§ TASK TO CARRY OUT: Every record must be repeated exactly, with no omission.

* BEGIN MATERIAL TO PROCESS *

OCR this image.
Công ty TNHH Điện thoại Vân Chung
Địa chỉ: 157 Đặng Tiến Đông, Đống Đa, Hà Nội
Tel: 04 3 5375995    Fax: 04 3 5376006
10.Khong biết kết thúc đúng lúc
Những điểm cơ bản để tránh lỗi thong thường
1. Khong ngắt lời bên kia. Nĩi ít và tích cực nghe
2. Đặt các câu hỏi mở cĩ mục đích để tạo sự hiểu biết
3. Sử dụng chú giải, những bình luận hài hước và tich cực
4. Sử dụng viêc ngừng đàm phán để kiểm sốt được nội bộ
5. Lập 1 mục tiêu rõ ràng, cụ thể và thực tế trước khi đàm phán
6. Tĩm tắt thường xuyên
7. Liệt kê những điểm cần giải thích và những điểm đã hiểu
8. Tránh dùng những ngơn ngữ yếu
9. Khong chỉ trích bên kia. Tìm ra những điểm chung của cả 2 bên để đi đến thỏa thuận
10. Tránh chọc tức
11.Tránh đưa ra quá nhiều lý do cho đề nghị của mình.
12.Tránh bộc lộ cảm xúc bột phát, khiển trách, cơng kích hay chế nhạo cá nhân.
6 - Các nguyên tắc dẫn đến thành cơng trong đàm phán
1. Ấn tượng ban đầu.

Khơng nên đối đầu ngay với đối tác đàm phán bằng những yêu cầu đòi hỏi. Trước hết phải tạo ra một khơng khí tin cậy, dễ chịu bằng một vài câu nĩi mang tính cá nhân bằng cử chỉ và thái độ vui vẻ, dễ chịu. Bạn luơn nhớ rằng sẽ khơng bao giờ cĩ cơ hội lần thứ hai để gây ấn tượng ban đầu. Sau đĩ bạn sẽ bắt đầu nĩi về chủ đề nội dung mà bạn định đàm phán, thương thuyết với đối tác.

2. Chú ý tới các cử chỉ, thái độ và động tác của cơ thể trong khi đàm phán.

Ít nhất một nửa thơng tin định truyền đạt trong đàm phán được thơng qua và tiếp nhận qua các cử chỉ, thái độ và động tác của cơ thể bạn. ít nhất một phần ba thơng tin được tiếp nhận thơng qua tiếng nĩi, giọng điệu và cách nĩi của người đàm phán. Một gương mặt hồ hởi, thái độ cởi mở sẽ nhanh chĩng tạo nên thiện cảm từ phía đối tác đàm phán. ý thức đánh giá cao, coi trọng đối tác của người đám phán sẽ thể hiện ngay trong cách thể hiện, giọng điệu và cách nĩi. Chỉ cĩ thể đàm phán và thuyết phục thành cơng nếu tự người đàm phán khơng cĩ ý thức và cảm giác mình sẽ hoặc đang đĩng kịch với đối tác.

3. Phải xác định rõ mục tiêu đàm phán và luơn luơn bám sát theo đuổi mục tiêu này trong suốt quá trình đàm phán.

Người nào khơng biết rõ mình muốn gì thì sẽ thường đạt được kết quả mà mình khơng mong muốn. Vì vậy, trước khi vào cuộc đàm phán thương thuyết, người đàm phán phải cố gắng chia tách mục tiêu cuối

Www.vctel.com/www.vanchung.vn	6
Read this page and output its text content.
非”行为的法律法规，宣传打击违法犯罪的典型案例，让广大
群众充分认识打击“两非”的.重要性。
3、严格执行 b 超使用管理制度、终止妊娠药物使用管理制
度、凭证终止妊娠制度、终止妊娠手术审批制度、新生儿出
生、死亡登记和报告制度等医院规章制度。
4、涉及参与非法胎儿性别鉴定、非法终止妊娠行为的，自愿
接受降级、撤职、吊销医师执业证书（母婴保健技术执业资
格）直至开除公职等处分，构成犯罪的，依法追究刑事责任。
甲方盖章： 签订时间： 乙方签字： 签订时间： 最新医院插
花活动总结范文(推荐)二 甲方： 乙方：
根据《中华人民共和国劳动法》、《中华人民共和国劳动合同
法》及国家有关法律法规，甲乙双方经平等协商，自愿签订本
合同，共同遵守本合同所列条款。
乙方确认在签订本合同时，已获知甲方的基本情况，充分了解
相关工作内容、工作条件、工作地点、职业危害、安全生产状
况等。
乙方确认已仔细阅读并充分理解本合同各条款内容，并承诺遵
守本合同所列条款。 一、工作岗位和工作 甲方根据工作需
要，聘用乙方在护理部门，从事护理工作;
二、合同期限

* END MATERIAL TO PROCESS *

§ ANSWER BELOW:
OCR this image.
Công ty TNHH Điện thoại Vân Chung
Địa chỉ: 157 Đặng Tiến Đông, Đống Đa, Hà Nội
Tel: 04 3 5375995    Fax: 04 3 5376006
10.Khong biết kết thúc đúng lúc
Những điểm cơ bản để tránh lỗi thong thường
1. Khong ngắt lời bên kia. Nĩi ít và tích cực nghe
2. Đặt các câu hỏi mở cĩ mục đích để tạo sự hiểu biết
3. Sử dụng chú giải, những bình luận hài hước và tich cực
4. Sử dụng viêc ngừng đàm phán để kiểm sốt được nội bộ
5. Lập 1 mục tiêu rõ ràng, cụ thể và thực tế trước khi đàm phán
6. Tĩm tắt thường xuyên
7. Liệt kê những điểm cần giải thích và những điểm đã hiểu
8. Tránh dùng những ngơn ngữ yếu
9. Khong chỉ trích bên kia. Tìm ra những điểm chung của cả 2 bên để đi đến thỏa thuận
10. Tránh chọc tức
11.Tránh đưa ra quá nhiều lý do cho đề nghị của mình.
12.Tránh bộc lộ cảm xúc bột phát, khiển trách, cơng kích hay chế nhạo cá nhân.
6 - Các nguyên tắc dẫn đến thành cơng trong đàm phán
1. Ấn tượng ban đầu.

Khơng nên đối đầu ngay với đối tác đàm phán bằng những yêu cầu đòi hỏi. Trước hết phải tạo ra một khơng khí tin cậy, dễ chịu bằng một vài câu nĩi mang tính cá nhân bằng cử chỉ và thái độ vui vẻ, dễ chịu. Bạn luơn nhớ rằng sẽ khơng bao giờ cĩ cơ hội lần thứ hai để gây ấn tượng ban đầu. Sau đĩ bạn sẽ bắt đầu nĩi về chủ đề nội dung mà bạn định đàm phán, thương thuyết với đối tác.

2. Chú ý tới các cử chỉ, thái độ và động tác của cơ thể trong khi đàm phán.

Ít nhất một nửa thơng tin định truyền đạt trong đàm phán được thơng qua và tiếp nhận qua các cử chỉ, thái độ và động tác của cơ thể bạn. ít nhất một phần ba thơng tin được tiếp nhận thơng qua tiếng nĩi, giọng điệu và cách nĩi của người đàm phán. Một gương mặt hồ hởi, thái độ cởi mở sẽ nhanh chĩng tạo nên thiện cảm từ phía đối tác đàm phán. ý thức đánh giá cao, coi trọng đối tác của người đám phán sẽ thể hiện ngay trong cách thể hiện, giọng điệu và cách nĩi. Chỉ cĩ thể đàm phán và thuyết phục thành cơng nếu tự người đàm phán khơng cĩ ý thức và cảm giác mình sẽ hoặc đang đĩng kịch với đối tác.

3. Phải xác định rõ mục tiêu đàm phán và luơn luơn bám sát theo đuổi mục tiêu này trong suốt quá trình đàm phán.

Người nào khơng biết rõ mình muốn gì thì sẽ thường đạt được kết quả mà mình khơng mong muốn. Vì vậy, trước khi vào cuộc đàm phán thương thuyết, người đàm phán phải cố gắng chia tách mục tiêu cuối

Www.vctel.com/www.vanchung.vn	6
Read this page and output its text content.
非”行为的法律法规，宣传打击违法犯罪的典型案例，让广大
群众充分认识打击“两非”的.重要性。
3、严格执行 b 超使用管理制度、终止妊娠药物使用管理制
度、凭证终止妊娠制度、终止妊娠手术审批制度、新生儿出
生、死亡登记和报告制度等医院规章制度。
4、涉及参与非法胎儿性别鉴定、非法终止妊娠行为的，自愿
接受降级、撤职、吊销医师执业证书（母婴保健技术执业资
格）直至开除公职等处分，构成犯罪的，依法追究刑事责任。
甲方盖章： 签订时间： 乙方签字： 签订时间： 最新医院插
花活动总结范文(推荐)二 甲方： 乙方：
根据《中华人民共和国劳动法》、《中华人民共和国劳动合同
法》及国家有关法律法规，甲乙双方经平等协商，自愿签订本
合同，共同遵守本合同所列条款。
乙方确认在签订本合同时，已获知甲方的基本情况，充分了解
相关工作内容、工作条件、工作地点、职业危害、安全生产状
况等。
乙方确认已仔细阅读并充分理解本合同各条款内容，并承诺遵
守本合同所列条款。 一、工作岗位和工作 甲方根据工作需
要，聘用乙方在护理部门，从事护理工作;
二、合同期限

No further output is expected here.